WHAT THE EXERCISE ASKS —
Print the entries below word for word; the pictures stay out of your copy.

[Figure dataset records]

— start —

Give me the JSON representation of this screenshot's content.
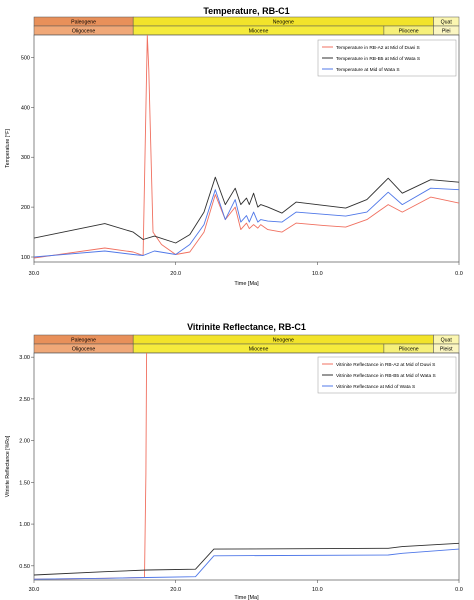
{
  "colors": {
    "paleogene": "#e8905a",
    "oligocene": "#f0a878",
    "neogene": "#f2e32a",
    "miocene": "#f5eb3c",
    "pliocene": "#f6f07a",
    "quat": "#fbf6b0",
    "pleist": "#fbf6c2",
    "red_series": "#f07060",
    "black_series": "#303030",
    "blue_series": "#5078e8"
  },
  "chart_data": [
    {
      "type": "line",
      "title": "Temperature, RB-C1",
      "xlabel": "Time [Ma]",
      "ylabel": "Temperature [°F]",
      "xlim": [
        30.0,
        0.0
      ],
      "ylim": [
        90,
        545
      ],
      "xticks": [
        "30.0",
        "20.0",
        "10.0",
        "0.0"
      ],
      "yticks": [
        "100",
        "200",
        "300",
        "400",
        "500"
      ],
      "timescale_upper": [
        {
          "label": "Paleogene",
          "start": 30.0,
          "end": 23.0,
          "color_key": "paleogene"
        },
        {
          "label": "Neogene",
          "start": 23.0,
          "end": 1.8,
          "color_key": "neogene"
        },
        {
          "label": "Quat",
          "start": 1.8,
          "end": 0.0,
          "color_key": "quat"
        }
      ],
      "timescale_lower": [
        {
          "label": "Oligocene",
          "start": 30.0,
          "end": 23.0,
          "color_key": "oligocene"
        },
        {
          "label": "Miocene",
          "start": 23.0,
          "end": 5.3,
          "color_key": "miocene"
        },
        {
          "label": "Pliocene",
          "start": 5.3,
          "end": 1.8,
          "color_key": "pliocene"
        },
        {
          "label": "Plei",
          "start": 1.8,
          "end": 0.0,
          "color_key": "pleist"
        }
      ],
      "legend": "top-right",
      "series": [
        {
          "name": "Temperature in RB-A2 at Mid of Duwi S",
          "color_key": "red_series",
          "x": [
            30.0,
            25.0,
            23.0,
            22.3,
            22.0,
            21.9,
            21.6,
            21.0,
            20.0,
            19.0,
            18.0,
            17.2,
            16.5,
            15.8,
            15.4,
            15.0,
            14.8,
            14.5,
            14.2,
            14.0,
            13.5,
            12.5,
            11.5,
            9.5,
            8.0,
            6.5,
            5.0,
            4.0,
            2.0,
            0.0
          ],
          "y": [
            98,
            118,
            110,
            103,
            545,
            475,
            150,
            125,
            105,
            110,
            150,
            225,
            175,
            200,
            155,
            168,
            157,
            165,
            158,
            165,
            155,
            150,
            168,
            163,
            160,
            175,
            205,
            190,
            220,
            208
          ]
        },
        {
          "name": "Temperature in RB-B5 at Mid of Wata S",
          "color_key": "black_series",
          "x": [
            30.0,
            25.0,
            23.0,
            22.3,
            21.5,
            20.0,
            19.0,
            18.0,
            17.2,
            16.5,
            15.8,
            15.4,
            15.0,
            14.8,
            14.5,
            14.2,
            14.0,
            13.5,
            12.5,
            11.5,
            8.0,
            6.5,
            5.0,
            4.0,
            2.0,
            0.0
          ],
          "y": [
            138,
            167,
            150,
            135,
            142,
            128,
            145,
            190,
            260,
            205,
            238,
            205,
            218,
            205,
            228,
            200,
            205,
            200,
            188,
            210,
            198,
            215,
            258,
            228,
            255,
            250
          ]
        },
        {
          "name": "Temperature at Mid of Wata S",
          "color_key": "blue_series",
          "x": [
            30.0,
            25.0,
            23.0,
            22.3,
            21.5,
            20.0,
            19.0,
            18.0,
            17.2,
            16.5,
            15.8,
            15.4,
            15.0,
            14.8,
            14.5,
            14.2,
            14.0,
            13.5,
            12.5,
            11.5,
            8.0,
            6.5,
            5.0,
            4.0,
            2.0,
            0.0
          ],
          "y": [
            100,
            112,
            105,
            103,
            112,
            105,
            125,
            165,
            235,
            175,
            215,
            170,
            183,
            170,
            190,
            170,
            175,
            172,
            170,
            190,
            182,
            190,
            230,
            205,
            238,
            235
          ]
        }
      ]
    },
    {
      "type": "line",
      "title": "Vitrinite Reflectance, RB-C1",
      "xlabel": "Time [Ma]",
      "ylabel": "Vitrinite Reflectance [%Ro]",
      "xlim": [
        30.0,
        0.0
      ],
      "ylim": [
        0.33,
        3.05
      ],
      "xticks": [
        "30.0",
        "20.0",
        "10.0",
        "0.0"
      ],
      "yticks": [
        "0.50",
        "1.00",
        "1.50",
        "2.00",
        "2.50",
        "3.00"
      ],
      "timescale_upper": [
        {
          "label": "Paleogene",
          "start": 30.0,
          "end": 23.0,
          "color_key": "paleogene"
        },
        {
          "label": "Neogene",
          "start": 23.0,
          "end": 1.8,
          "color_key": "neogene"
        },
        {
          "label": "Quat",
          "start": 1.8,
          "end": 0.0,
          "color_key": "quat"
        }
      ],
      "timescale_lower": [
        {
          "label": "Oligocene",
          "start": 30.0,
          "end": 23.0,
          "color_key": "oligocene"
        },
        {
          "label": "Miocene",
          "start": 23.0,
          "end": 5.3,
          "color_key": "miocene"
        },
        {
          "label": "Pliocene",
          "start": 5.3,
          "end": 1.8,
          "color_key": "pliocene"
        },
        {
          "label": "Pleist",
          "start": 1.8,
          "end": 0.0,
          "color_key": "pleist"
        }
      ],
      "legend": "top-right",
      "series": [
        {
          "name": "Vitrinite Reflectance in RB-A2 at Mid of Duwi S",
          "color_key": "red_series",
          "x": [
            30.0,
            25.0,
            22.2,
            22.1,
            22.05
          ],
          "y": [
            0.34,
            0.35,
            0.36,
            1.6,
            3.05
          ]
        },
        {
          "name": "Vitrinite Reflectance in RB-B5 at Mid of Wata S",
          "color_key": "black_series",
          "x": [
            30.0,
            25.0,
            22.0,
            18.6,
            17.3,
            5.0,
            4.0,
            0.0
          ],
          "y": [
            0.39,
            0.43,
            0.45,
            0.46,
            0.7,
            0.71,
            0.73,
            0.77
          ]
        },
        {
          "name": "Vitrinite Reflectance at Mid of Wata S",
          "color_key": "blue_series",
          "x": [
            30.0,
            25.0,
            22.0,
            18.6,
            17.3,
            5.0,
            4.0,
            0.0
          ],
          "y": [
            0.34,
            0.35,
            0.36,
            0.37,
            0.62,
            0.63,
            0.65,
            0.7
          ]
        }
      ]
    }
  ]
}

— end —

ANSWER TO THIS TASK —
Give me the JSON representation of this screenshot's content.
{
  "colors": {
    "paleogene": "#e8905a",
    "oligocene": "#f0a878",
    "neogene": "#f2e32a",
    "miocene": "#f5eb3c",
    "pliocene": "#f6f07a",
    "quat": "#fbf6b0",
    "pleist": "#fbf6c2",
    "red_series": "#f07060",
    "black_series": "#303030",
    "blue_series": "#5078e8"
  },
  "chart_data": [
    {
      "type": "line",
      "title": "Temperature, RB-C1",
      "xlabel": "Time [Ma]",
      "ylabel": "Temperature [°F]",
      "xlim": [
        30.0,
        0.0
      ],
      "ylim": [
        90,
        545
      ],
      "xticks": [
        "30.0",
        "20.0",
        "10.0",
        "0.0"
      ],
      "yticks": [
        "100",
        "200",
        "300",
        "400",
        "500"
      ],
      "timescale_upper": [
        {
          "label": "Paleogene",
          "start": 30.0,
          "end": 23.0,
          "color_key": "paleogene"
        },
        {
          "label": "Neogene",
          "start": 23.0,
          "end": 1.8,
          "color_key": "neogene"
        },
        {
          "label": "Quat",
          "start": 1.8,
          "end": 0.0,
          "color_key": "quat"
        }
      ],
      "timescale_lower": [
        {
          "label": "Oligocene",
          "start": 30.0,
          "end": 23.0,
          "color_key": "oligocene"
        },
        {
          "label": "Miocene",
          "start": 23.0,
          "end": 5.3,
          "color_key": "miocene"
        },
        {
          "label": "Pliocene",
          "start": 5.3,
          "end": 1.8,
          "color_key": "pliocene"
        },
        {
          "label": "Plei",
          "start": 1.8,
          "end": 0.0,
          "color_key": "pleist"
        }
      ],
      "legend": "top-right",
      "series": [
        {
          "name": "Temperature in RB-A2 at Mid of Duwi S",
          "color_key": "red_series",
          "x": [
            30.0,
            25.0,
            23.0,
            22.3,
            22.0,
            21.9,
            21.6,
            21.0,
            20.0,
            19.0,
            18.0,
            17.2,
            16.5,
            15.8,
            15.4,
            15.0,
            14.8,
            14.5,
            14.2,
            14.0,
            13.5,
            12.5,
            11.5,
            9.5,
            8.0,
            6.5,
            5.0,
            4.0,
            2.0,
            0.0
          ],
          "y": [
            98,
            118,
            110,
            103,
            545,
            475,
            150,
            125,
            105,
            110,
            150,
            225,
            175,
            200,
            155,
            168,
            157,
            165,
            158,
            165,
            155,
            150,
            168,
            163,
            160,
            175,
            205,
            190,
            220,
            208
          ]
        },
        {
          "name": "Temperature in RB-B5 at Mid of Wata S",
          "color_key": "black_series",
          "x": [
            30.0,
            25.0,
            23.0,
            22.3,
            21.5,
            20.0,
            19.0,
            18.0,
            17.2,
            16.5,
            15.8,
            15.4,
            15.0,
            14.8,
            14.5,
            14.2,
            14.0,
            13.5,
            12.5,
            11.5,
            8.0,
            6.5,
            5.0,
            4.0,
            2.0,
            0.0
          ],
          "y": [
            138,
            167,
            150,
            135,
            142,
            128,
            145,
            190,
            260,
            205,
            238,
            205,
            218,
            205,
            228,
            200,
            205,
            200,
            188,
            210,
            198,
            215,
            258,
            228,
            255,
            250
          ]
        },
        {
          "name": "Temperature at Mid of Wata S",
          "color_key": "blue_series",
          "x": [
            30.0,
            25.0,
            23.0,
            22.3,
            21.5,
            20.0,
            19.0,
            18.0,
            17.2,
            16.5,
            15.8,
            15.4,
            15.0,
            14.8,
            14.5,
            14.2,
            14.0,
            13.5,
            12.5,
            11.5,
            8.0,
            6.5,
            5.0,
            4.0,
            2.0,
            0.0
          ],
          "y": [
            100,
            112,
            105,
            103,
            112,
            105,
            125,
            165,
            235,
            175,
            215,
            170,
            183,
            170,
            190,
            170,
            175,
            172,
            170,
            190,
            182,
            190,
            230,
            205,
            238,
            235
          ]
        }
      ]
    },
    {
      "type": "line",
      "title": "Vitrinite Reflectance, RB-C1",
      "xlabel": "Time [Ma]",
      "ylabel": "Vitrinite Reflectance [%Ro]",
      "xlim": [
        30.0,
        0.0
      ],
      "ylim": [
        0.33,
        3.05
      ],
      "xticks": [
        "30.0",
        "20.0",
        "10.0",
        "0.0"
      ],
      "yticks": [
        "0.50",
        "1.00",
        "1.50",
        "2.00",
        "2.50",
        "3.00"
      ],
      "timescale_upper": [
        {
          "label": "Paleogene",
          "start": 30.0,
          "end": 23.0,
          "color_key": "paleogene"
        },
        {
          "label": "Neogene",
          "start": 23.0,
          "end": 1.8,
          "color_key": "neogene"
        },
        {
          "label": "Quat",
          "start": 1.8,
          "end": 0.0,
          "color_key": "quat"
        }
      ],
      "timescale_lower": [
        {
          "label": "Oligocene",
          "start": 30.0,
          "end": 23.0,
          "color_key": "oligocene"
        },
        {
          "label": "Miocene",
          "start": 23.0,
          "end": 5.3,
          "color_key": "miocene"
        },
        {
          "label": "Pliocene",
          "start": 5.3,
          "end": 1.8,
          "color_key": "pliocene"
        },
        {
          "label": "Pleist",
          "start": 1.8,
          "end": 0.0,
          "color_key": "pleist"
        }
      ],
      "legend": "top-right",
      "series": [
        {
          "name": "Vitrinite Reflectance in RB-A2 at Mid of Duwi S",
          "color_key": "red_series",
          "x": [
            30.0,
            25.0,
            22.2,
            22.1,
            22.05
          ],
          "y": [
            0.34,
            0.35,
            0.36,
            1.6,
            3.05
          ]
        },
        {
          "name": "Vitrinite Reflectance in RB-B5 at Mid of Wata S",
          "color_key": "black_series",
          "x": [
            30.0,
            25.0,
            22.0,
            18.6,
            17.3,
            5.0,
            4.0,
            0.0
          ],
          "y": [
            0.39,
            0.43,
            0.45,
            0.46,
            0.7,
            0.71,
            0.73,
            0.77
          ]
        },
        {
          "name": "Vitrinite Reflectance at Mid of Wata S",
          "color_key": "blue_series",
          "x": [
            30.0,
            25.0,
            22.0,
            18.6,
            17.3,
            5.0,
            4.0,
            0.0
          ],
          "y": [
            0.34,
            0.35,
            0.36,
            0.37,
            0.62,
            0.63,
            0.65,
            0.7
          ]
        }
      ]
    }
  ]
}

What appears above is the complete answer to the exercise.